_Exercise directions_: Return each line of the records below that contains the string "size".

Items from a data source
★ ★ ★ ★
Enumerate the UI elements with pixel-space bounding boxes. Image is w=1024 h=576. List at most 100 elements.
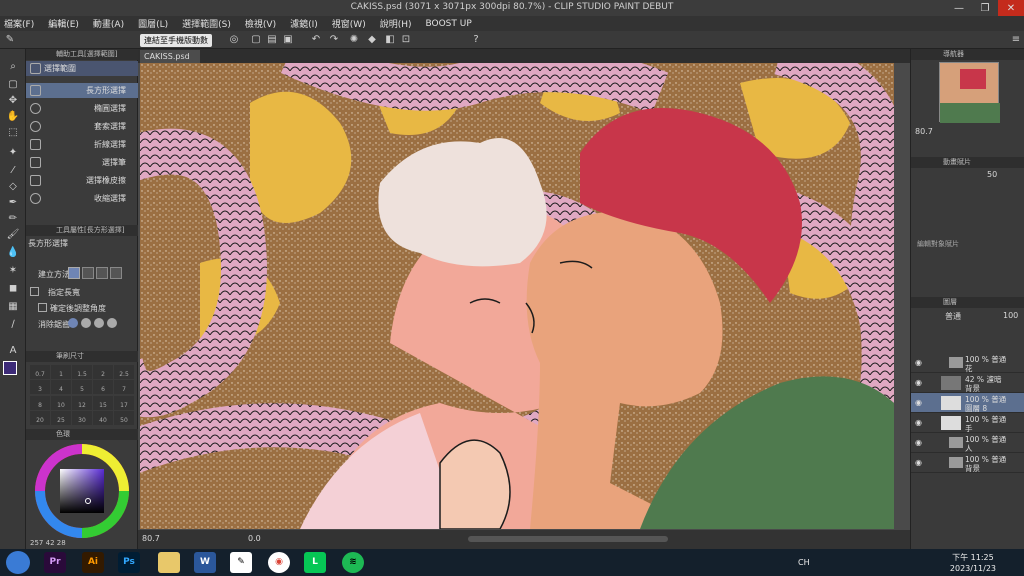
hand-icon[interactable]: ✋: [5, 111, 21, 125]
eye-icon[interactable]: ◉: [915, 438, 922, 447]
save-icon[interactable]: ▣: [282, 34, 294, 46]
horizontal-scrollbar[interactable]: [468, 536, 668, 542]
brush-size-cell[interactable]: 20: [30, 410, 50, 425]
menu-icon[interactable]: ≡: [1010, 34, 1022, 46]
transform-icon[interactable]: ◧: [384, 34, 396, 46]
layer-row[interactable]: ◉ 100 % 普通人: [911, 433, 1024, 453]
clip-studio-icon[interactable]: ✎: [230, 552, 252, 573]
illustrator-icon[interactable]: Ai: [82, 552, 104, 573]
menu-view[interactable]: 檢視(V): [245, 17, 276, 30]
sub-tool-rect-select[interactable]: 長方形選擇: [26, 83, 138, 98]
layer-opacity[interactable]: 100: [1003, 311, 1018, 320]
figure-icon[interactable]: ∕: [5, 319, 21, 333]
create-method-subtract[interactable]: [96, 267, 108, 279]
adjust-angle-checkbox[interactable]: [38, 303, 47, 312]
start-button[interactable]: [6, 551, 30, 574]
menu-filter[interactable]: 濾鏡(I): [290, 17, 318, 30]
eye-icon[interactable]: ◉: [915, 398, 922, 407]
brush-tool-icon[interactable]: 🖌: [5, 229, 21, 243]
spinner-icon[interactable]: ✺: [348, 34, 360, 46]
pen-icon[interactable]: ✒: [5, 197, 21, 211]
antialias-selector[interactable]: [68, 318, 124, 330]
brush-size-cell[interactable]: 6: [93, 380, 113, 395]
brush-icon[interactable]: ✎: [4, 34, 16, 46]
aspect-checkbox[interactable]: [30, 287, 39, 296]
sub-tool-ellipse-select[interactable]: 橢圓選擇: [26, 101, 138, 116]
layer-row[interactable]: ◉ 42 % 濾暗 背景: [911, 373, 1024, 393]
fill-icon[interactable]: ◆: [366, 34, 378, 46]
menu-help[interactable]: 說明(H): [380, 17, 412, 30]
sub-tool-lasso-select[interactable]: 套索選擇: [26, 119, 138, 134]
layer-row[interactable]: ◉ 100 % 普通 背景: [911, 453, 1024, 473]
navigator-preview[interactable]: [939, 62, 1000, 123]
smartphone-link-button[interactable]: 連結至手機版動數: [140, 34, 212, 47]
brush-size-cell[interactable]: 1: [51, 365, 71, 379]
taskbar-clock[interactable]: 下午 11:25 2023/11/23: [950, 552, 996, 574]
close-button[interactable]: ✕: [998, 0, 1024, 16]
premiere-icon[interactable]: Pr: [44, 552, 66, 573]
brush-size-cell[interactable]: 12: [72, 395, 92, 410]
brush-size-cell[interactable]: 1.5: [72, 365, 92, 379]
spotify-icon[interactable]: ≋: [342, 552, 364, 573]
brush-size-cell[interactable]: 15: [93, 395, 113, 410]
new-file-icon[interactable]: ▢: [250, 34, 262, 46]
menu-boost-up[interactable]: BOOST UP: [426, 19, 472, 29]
★ ★ ★ ★
_Completed task_:
brush-size-cell[interactable]: 20: [30, 410, 50, 425]
brush-size-cell[interactable]: 6: [93, 380, 113, 395]
brush-size-cell[interactable]: 1: [51, 365, 71, 379]
brush-size-cell[interactable]: 12: [72, 395, 92, 410]
brush-size-cell[interactable]: 1.5: [72, 365, 92, 379]
brush-size-cell[interactable]: 15: [93, 395, 113, 410]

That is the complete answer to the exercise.